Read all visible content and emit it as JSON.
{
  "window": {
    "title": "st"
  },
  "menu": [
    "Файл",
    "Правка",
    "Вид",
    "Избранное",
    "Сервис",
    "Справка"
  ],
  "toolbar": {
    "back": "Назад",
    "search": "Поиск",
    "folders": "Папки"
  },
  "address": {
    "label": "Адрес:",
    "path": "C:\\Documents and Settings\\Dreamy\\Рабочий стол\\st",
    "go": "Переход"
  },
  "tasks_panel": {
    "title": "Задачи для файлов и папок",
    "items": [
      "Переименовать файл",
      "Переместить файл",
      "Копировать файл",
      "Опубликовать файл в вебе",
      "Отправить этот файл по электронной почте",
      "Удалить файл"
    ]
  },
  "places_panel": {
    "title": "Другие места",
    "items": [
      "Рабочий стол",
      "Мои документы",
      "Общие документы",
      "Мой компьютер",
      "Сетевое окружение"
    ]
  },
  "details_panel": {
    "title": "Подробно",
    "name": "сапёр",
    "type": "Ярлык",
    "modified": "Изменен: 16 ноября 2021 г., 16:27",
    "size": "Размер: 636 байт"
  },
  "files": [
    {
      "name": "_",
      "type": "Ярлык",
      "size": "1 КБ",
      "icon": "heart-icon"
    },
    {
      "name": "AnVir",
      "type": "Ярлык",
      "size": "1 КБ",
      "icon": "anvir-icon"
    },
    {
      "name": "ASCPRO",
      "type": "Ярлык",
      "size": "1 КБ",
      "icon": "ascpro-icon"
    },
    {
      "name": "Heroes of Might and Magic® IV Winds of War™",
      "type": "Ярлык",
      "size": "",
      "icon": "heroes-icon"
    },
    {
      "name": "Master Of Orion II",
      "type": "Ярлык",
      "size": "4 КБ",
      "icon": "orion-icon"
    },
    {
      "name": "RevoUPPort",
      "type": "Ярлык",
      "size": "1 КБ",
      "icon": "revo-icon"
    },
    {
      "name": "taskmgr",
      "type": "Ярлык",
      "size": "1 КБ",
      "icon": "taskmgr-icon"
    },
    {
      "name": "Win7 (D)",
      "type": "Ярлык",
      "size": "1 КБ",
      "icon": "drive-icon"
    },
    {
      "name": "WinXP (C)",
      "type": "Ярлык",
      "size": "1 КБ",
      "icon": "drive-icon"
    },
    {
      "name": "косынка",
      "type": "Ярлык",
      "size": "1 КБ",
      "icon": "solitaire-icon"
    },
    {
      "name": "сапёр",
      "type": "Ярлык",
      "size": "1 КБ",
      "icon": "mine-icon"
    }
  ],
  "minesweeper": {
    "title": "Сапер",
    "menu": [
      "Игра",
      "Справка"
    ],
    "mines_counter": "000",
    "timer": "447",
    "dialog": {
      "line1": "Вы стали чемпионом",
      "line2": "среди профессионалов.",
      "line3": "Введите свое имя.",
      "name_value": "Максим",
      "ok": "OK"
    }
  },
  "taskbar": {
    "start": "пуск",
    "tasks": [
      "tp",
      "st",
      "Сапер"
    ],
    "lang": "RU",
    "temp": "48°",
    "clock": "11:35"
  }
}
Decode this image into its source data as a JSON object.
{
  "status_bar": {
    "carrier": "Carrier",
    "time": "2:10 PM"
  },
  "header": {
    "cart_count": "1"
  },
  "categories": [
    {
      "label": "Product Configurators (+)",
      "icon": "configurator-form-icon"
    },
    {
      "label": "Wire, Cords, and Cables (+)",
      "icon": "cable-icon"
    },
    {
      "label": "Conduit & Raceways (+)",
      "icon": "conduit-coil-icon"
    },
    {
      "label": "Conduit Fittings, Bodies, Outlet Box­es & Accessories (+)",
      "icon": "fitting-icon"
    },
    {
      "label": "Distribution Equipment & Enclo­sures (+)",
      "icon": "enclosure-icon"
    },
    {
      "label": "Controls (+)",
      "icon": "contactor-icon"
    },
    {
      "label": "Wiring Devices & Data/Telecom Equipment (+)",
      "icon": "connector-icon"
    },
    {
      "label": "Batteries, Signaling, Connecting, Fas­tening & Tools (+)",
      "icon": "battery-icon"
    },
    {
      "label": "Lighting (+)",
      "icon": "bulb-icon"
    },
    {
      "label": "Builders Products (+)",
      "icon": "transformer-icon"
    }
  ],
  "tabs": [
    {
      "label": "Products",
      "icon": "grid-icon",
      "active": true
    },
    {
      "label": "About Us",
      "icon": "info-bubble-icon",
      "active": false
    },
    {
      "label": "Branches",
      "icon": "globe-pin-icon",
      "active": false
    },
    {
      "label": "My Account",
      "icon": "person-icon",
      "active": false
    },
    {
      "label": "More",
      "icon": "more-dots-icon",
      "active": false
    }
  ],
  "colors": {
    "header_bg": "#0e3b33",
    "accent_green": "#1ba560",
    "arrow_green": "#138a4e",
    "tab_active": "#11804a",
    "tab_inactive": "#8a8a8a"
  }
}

_ _ _ _

### DESCRIPTION OF THE TASK
Pick out the lines containing the string "стол".

### RESULT FOR THIS TASK
    "path": "C:\\Documents and Settings\\Dreamy\\Рабочий стол\\st",
      "Рабочий стол",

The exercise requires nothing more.